**PROBLEM STATEMENT**
Write out all the entries word for word and omit any pictures.

╔══

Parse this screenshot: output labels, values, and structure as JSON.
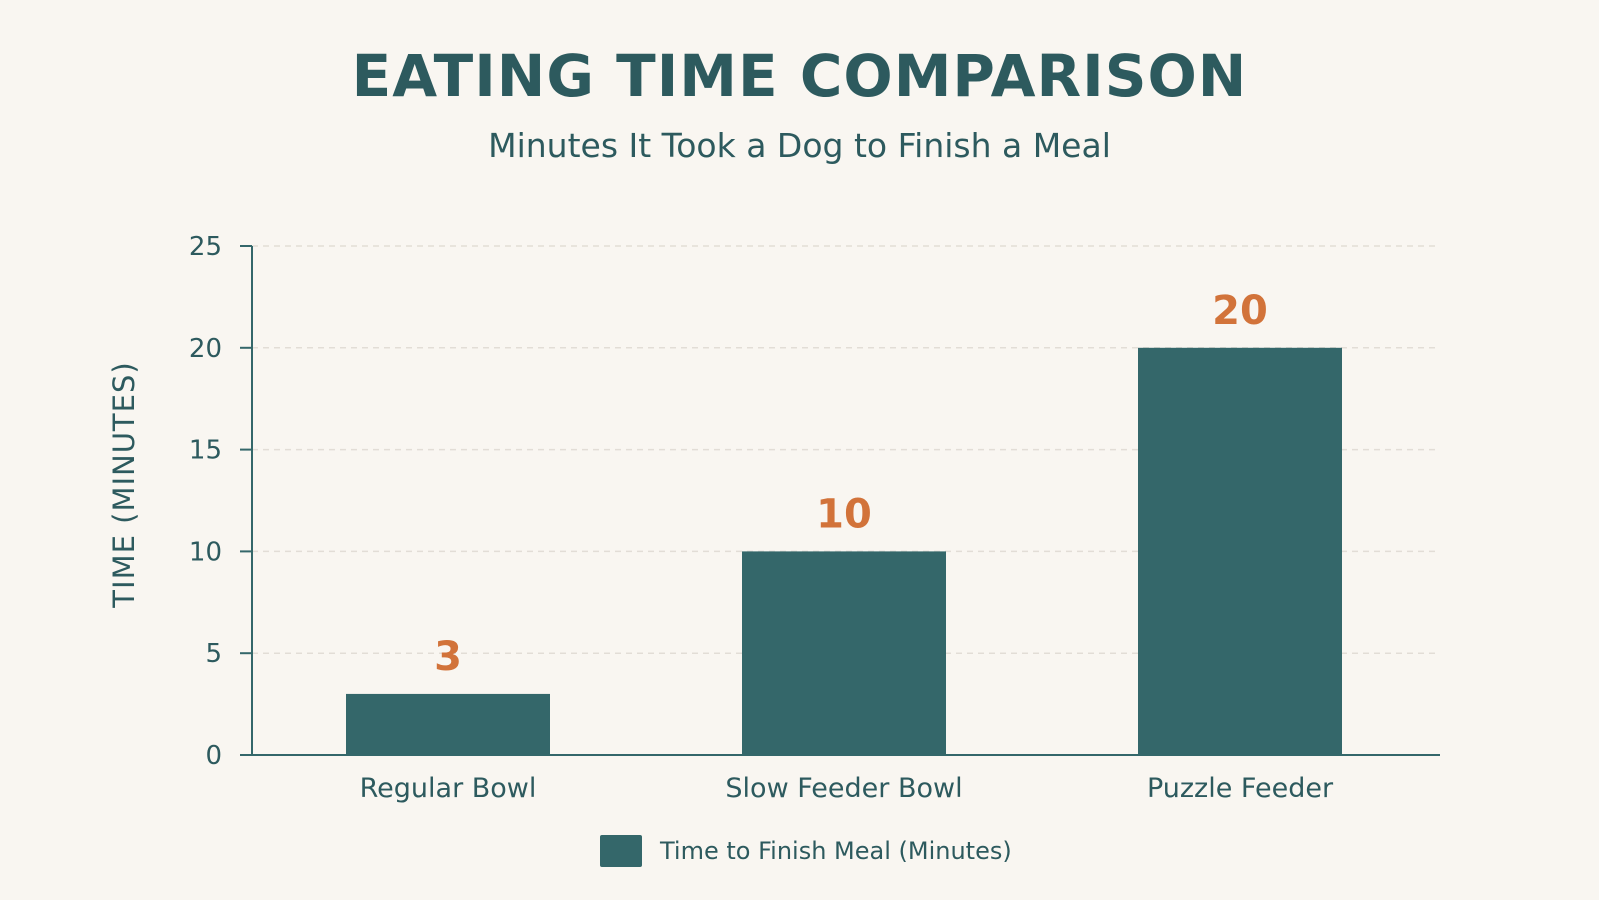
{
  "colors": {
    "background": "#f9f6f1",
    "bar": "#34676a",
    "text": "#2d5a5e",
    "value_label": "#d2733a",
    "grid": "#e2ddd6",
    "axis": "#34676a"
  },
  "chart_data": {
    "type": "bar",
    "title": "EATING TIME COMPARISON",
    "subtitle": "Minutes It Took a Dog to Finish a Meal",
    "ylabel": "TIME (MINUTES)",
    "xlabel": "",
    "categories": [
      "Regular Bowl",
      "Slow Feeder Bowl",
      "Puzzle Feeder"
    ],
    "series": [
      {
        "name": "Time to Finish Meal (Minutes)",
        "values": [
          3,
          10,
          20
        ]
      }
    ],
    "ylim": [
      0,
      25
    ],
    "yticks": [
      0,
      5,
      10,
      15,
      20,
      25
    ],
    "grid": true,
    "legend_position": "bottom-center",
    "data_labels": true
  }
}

╚══

**RESPONSE TO THE EXERCISE**
Parse this screenshot: output labels, values, and structure as JSON.
{
  "colors": {
    "background": "#f9f6f1",
    "bar": "#34676a",
    "text": "#2d5a5e",
    "value_label": "#d2733a",
    "grid": "#e2ddd6",
    "axis": "#34676a"
  },
  "chart_data": {
    "type": "bar",
    "title": "EATING TIME COMPARISON",
    "subtitle": "Minutes It Took a Dog to Finish a Meal",
    "ylabel": "TIME (MINUTES)",
    "xlabel": "",
    "categories": [
      "Regular Bowl",
      "Slow Feeder Bowl",
      "Puzzle Feeder"
    ],
    "series": [
      {
        "name": "Time to Finish Meal (Minutes)",
        "values": [
          3,
          10,
          20
        ]
      }
    ],
    "ylim": [
      0,
      25
    ],
    "yticks": [
      0,
      5,
      10,
      15,
      20,
      25
    ],
    "grid": true,
    "legend_position": "bottom-center",
    "data_labels": true
  }
}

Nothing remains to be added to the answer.